_Reading passage_:
↓↓↓
Tuesday, March 20, 2012

Will Ruth Davidson describe John Redwood as "ignorant and petty" for calling the independence movement "anti-English"?

As we all remember, the Nationalist MSP Joan McAlpine set off an almighty storm a couple of months ago by describing opposition parties as "anti-Scottish" for using their in-built majority at Westminster to circumvent the Scottish people's verdict in the Holyrood election. All of those parties excoriated her and demanded her resignation, having first cynically twisted her words to the point where she had supposedly claimed that anyone who disagreed with the SNP was anti-Scottish. The Scottish Tory leader Ruth Davidson, for instance, described Joan as "ignorant and petty".
↑↑↑
_Supplied records_:
↓↓↓
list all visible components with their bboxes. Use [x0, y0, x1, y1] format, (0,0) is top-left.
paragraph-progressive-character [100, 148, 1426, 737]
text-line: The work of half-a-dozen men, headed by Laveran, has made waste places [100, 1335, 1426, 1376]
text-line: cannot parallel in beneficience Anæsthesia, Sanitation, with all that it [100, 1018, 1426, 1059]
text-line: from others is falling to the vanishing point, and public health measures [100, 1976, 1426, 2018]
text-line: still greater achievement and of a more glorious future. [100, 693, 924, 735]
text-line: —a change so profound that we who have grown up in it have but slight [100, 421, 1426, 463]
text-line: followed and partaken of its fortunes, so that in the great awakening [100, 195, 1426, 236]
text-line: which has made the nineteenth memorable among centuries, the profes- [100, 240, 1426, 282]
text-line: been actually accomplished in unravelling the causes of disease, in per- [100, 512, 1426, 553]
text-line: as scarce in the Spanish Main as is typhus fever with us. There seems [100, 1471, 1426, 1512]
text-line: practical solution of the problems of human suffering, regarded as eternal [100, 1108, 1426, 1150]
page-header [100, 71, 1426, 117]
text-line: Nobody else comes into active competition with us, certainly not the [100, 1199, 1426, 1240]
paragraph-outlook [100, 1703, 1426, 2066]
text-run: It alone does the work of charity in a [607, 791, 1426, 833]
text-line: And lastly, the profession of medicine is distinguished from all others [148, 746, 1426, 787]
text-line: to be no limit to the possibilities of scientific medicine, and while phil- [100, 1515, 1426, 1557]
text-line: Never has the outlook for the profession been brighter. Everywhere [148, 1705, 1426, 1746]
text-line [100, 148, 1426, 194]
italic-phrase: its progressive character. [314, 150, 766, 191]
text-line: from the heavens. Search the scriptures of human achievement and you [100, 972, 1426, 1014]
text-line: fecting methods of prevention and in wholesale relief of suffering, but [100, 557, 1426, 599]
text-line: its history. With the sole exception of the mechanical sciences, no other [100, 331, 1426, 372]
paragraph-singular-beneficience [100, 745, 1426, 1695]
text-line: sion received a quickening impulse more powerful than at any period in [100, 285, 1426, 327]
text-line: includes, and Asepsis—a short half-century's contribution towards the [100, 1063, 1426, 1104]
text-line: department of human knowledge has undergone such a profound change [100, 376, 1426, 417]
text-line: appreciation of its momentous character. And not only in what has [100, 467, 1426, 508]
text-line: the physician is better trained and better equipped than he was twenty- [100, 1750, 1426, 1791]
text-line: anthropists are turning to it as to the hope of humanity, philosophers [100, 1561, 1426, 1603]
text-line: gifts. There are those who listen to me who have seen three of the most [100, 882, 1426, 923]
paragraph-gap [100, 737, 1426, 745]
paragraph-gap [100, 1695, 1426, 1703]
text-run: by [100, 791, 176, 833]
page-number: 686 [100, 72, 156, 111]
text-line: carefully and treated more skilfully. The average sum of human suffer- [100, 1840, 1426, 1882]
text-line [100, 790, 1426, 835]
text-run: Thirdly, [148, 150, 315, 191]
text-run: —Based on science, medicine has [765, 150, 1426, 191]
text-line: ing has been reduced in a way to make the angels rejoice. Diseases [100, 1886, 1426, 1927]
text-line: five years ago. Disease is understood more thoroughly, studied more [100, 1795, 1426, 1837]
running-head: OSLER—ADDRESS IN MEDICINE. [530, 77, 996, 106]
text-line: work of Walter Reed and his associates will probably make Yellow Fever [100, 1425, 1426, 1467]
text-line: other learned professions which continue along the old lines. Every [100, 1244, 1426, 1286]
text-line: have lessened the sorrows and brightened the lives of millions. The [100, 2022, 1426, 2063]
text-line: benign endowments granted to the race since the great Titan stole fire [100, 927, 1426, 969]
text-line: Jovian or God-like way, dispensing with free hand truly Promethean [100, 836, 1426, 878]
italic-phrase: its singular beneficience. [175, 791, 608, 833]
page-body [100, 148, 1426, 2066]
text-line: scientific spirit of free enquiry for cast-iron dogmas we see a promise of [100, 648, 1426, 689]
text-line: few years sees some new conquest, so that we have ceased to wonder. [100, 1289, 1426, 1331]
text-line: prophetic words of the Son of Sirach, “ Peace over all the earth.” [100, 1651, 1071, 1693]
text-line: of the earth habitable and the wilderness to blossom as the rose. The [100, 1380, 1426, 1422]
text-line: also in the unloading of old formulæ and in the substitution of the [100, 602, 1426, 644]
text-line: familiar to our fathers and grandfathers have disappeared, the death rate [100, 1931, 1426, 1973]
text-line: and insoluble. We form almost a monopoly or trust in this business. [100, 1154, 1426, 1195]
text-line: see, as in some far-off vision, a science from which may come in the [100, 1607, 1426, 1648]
↑↑↑
_Exercise goal_:
Copy out the blog post about Ruth Davidson and John Redwood word for word, from its date line to its last sentence. The listing is separate material and has nothing to do with the blog post.

_Worked answer_:
Tuesday, March 20, 2012

Will Ruth Davidson describe John Redwood as "ignorant and petty" for calling the independence movement "anti-English"?

As we all remember, the Nationalist MSP Joan McAlpine set off an almighty storm a couple of months ago by describing opposition parties as "anti-Scottish" for using their in-built majority at Westminster to circumvent the Scottish people's verdict in the Holyrood election. All of those parties excoriated her and demanded her resignation, having first cynically twisted her words to the point where she had supposedly claimed that anyone who disagreed with the SNP was anti-Scottish. The Scottish Tory leader Ruth Davidson, for instance, described Joan as "ignorant and petty".